- _REQUIRED TASK_: Filter the records below for the word "this". Copy each line that holds it.

- _DATA PROVIDED_:
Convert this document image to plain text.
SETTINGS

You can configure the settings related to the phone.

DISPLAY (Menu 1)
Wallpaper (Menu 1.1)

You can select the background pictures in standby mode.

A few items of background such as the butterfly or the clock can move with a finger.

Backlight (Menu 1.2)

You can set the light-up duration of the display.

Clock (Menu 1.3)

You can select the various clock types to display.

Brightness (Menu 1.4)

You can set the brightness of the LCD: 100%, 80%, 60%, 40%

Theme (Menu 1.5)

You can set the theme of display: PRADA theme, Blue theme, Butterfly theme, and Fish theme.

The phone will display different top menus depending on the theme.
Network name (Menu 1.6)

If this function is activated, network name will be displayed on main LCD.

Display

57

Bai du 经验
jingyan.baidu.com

...

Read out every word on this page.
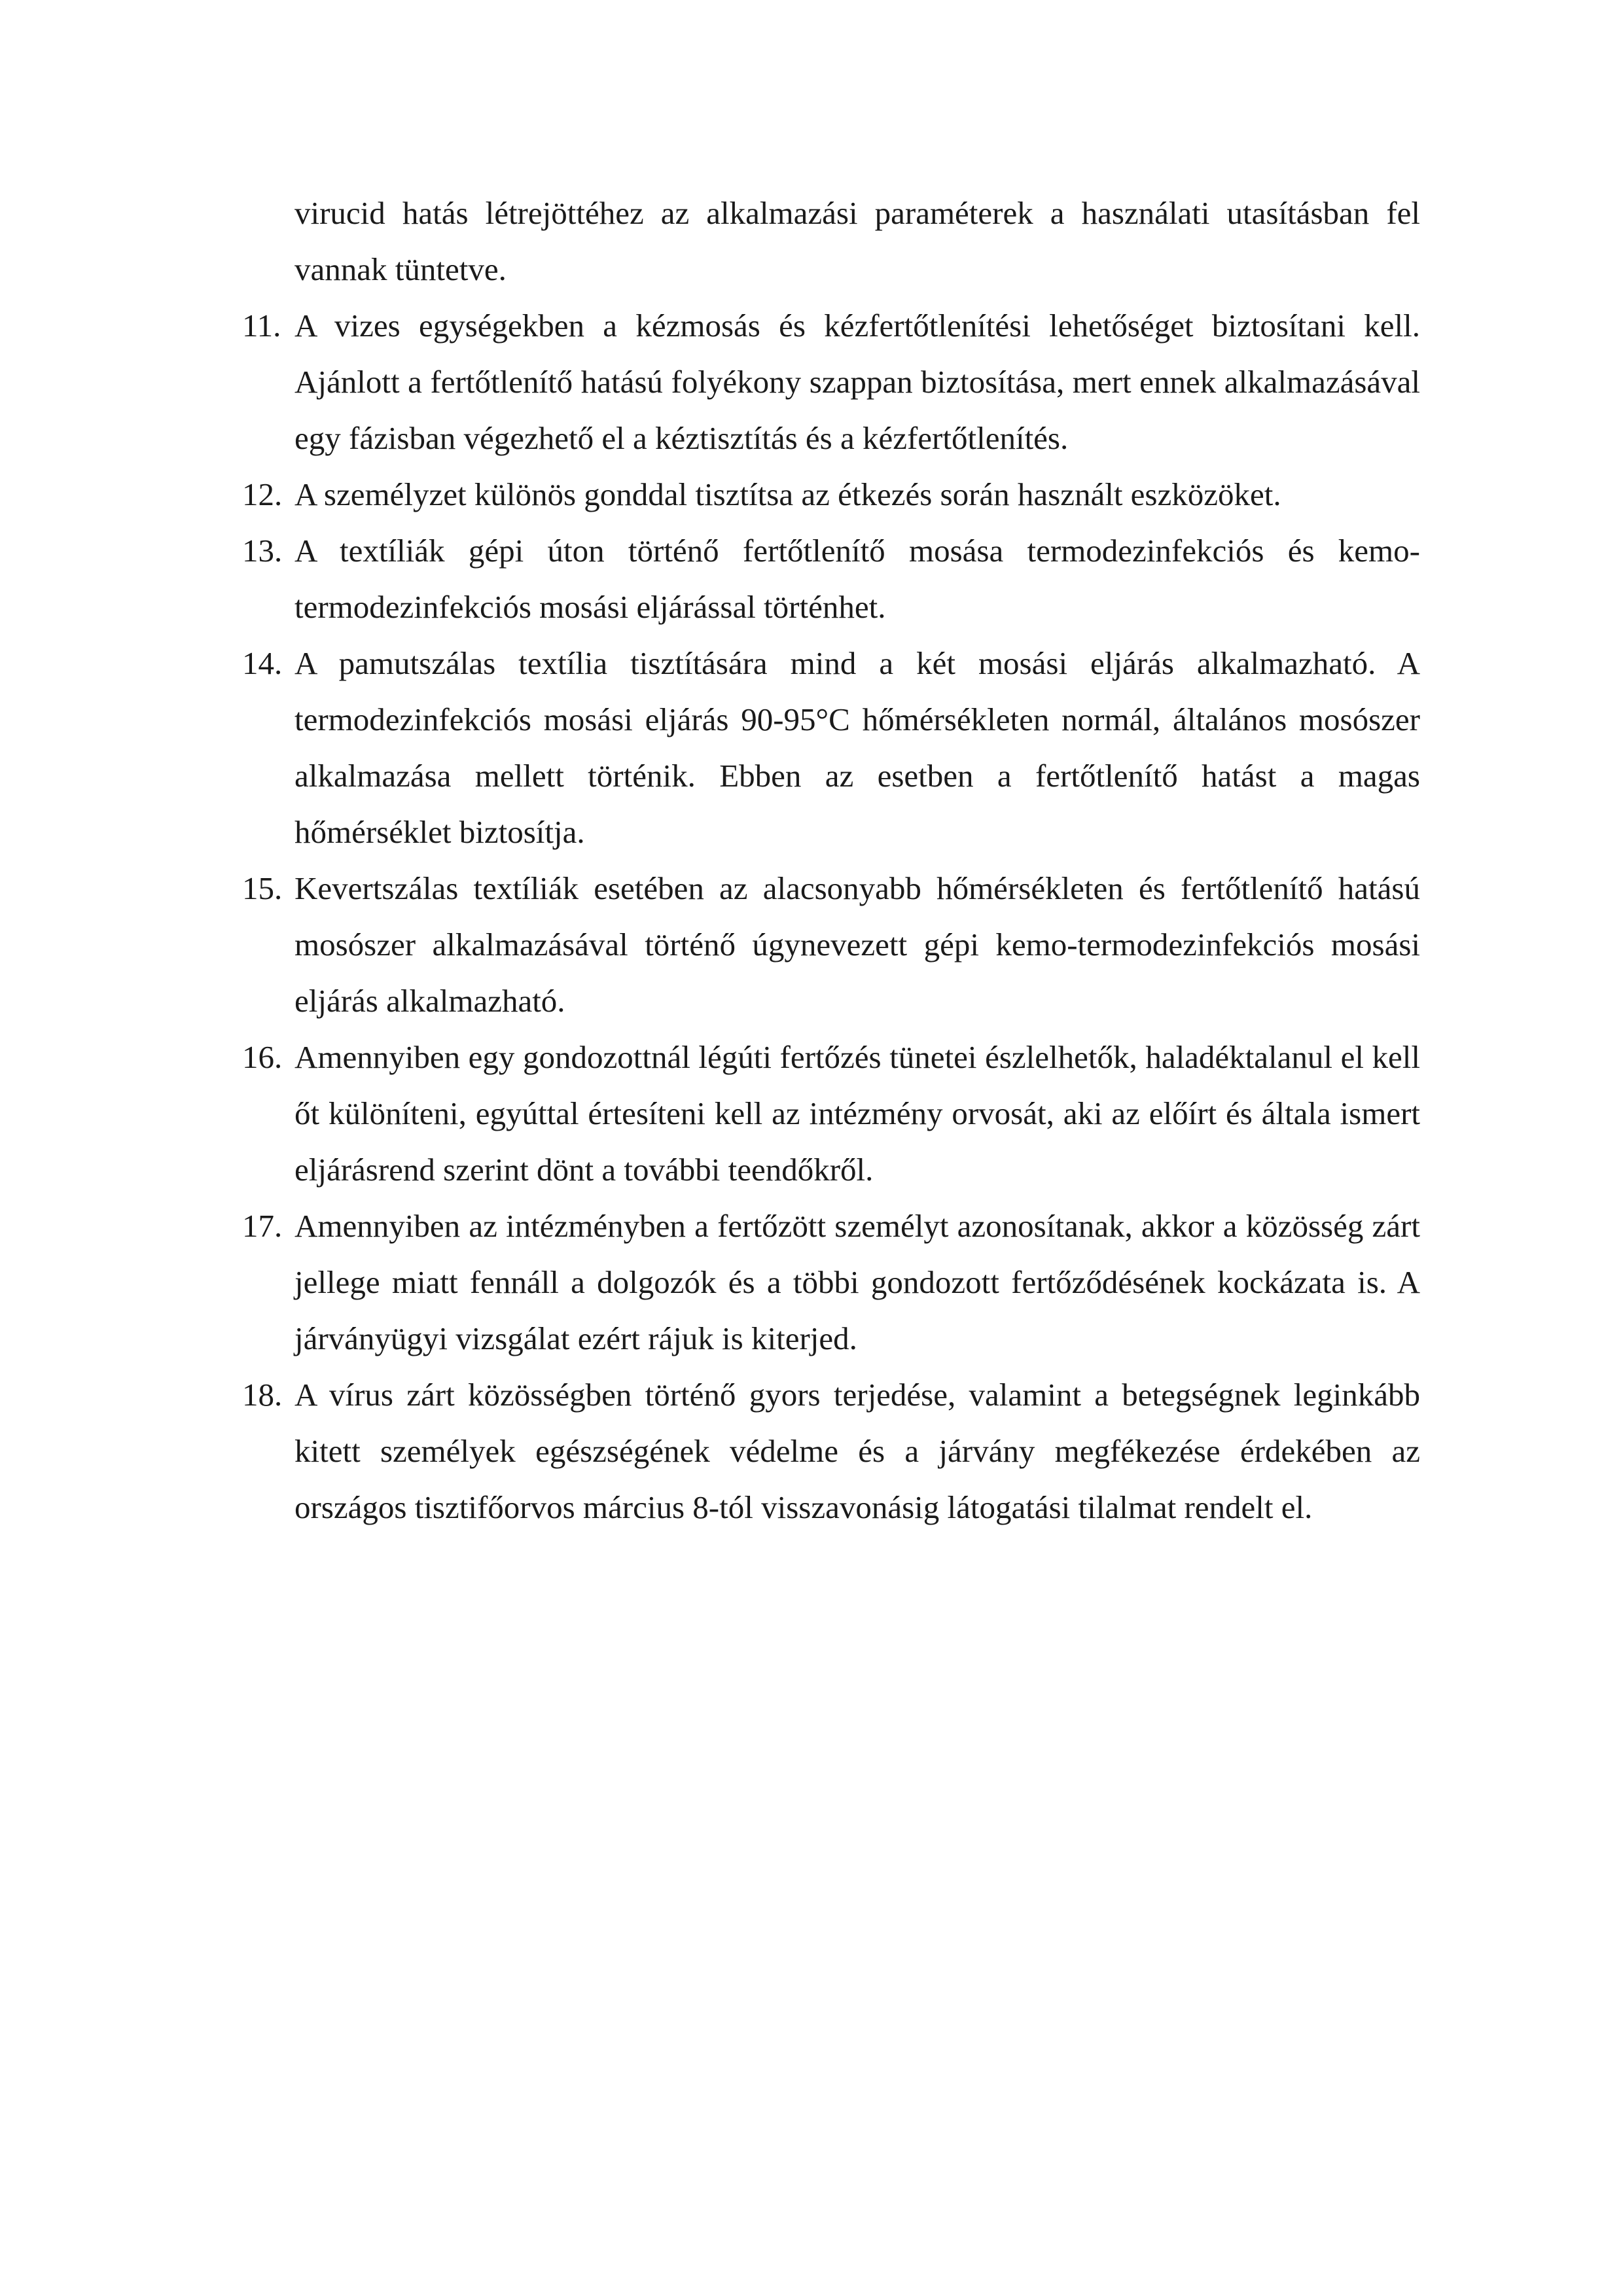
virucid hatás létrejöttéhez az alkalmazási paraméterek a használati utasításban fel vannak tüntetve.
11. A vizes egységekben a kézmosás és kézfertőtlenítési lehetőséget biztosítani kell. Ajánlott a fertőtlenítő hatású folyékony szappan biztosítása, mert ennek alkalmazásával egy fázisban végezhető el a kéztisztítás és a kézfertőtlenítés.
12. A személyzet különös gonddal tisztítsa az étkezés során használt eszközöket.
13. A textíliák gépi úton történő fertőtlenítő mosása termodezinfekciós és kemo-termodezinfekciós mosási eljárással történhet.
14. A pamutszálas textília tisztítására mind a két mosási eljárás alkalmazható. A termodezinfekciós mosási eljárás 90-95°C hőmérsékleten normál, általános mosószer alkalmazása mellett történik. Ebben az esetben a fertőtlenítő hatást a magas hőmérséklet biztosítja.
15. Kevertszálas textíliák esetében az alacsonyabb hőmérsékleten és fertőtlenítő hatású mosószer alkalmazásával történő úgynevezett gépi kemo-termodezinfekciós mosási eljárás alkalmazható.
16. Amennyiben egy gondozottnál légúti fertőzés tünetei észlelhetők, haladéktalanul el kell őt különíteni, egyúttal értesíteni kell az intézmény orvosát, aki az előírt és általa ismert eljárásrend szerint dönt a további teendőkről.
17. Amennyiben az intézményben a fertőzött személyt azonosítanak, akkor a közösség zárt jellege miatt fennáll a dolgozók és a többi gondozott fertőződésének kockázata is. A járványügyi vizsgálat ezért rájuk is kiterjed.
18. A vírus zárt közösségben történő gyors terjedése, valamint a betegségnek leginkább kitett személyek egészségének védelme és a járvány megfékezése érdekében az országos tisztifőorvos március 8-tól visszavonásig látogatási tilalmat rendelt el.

- _EXERCISE OUTPUT_:
Convert this document image to plain text.
If this function is activated, network name will be displayed on main LCD.
Read out every word on this page.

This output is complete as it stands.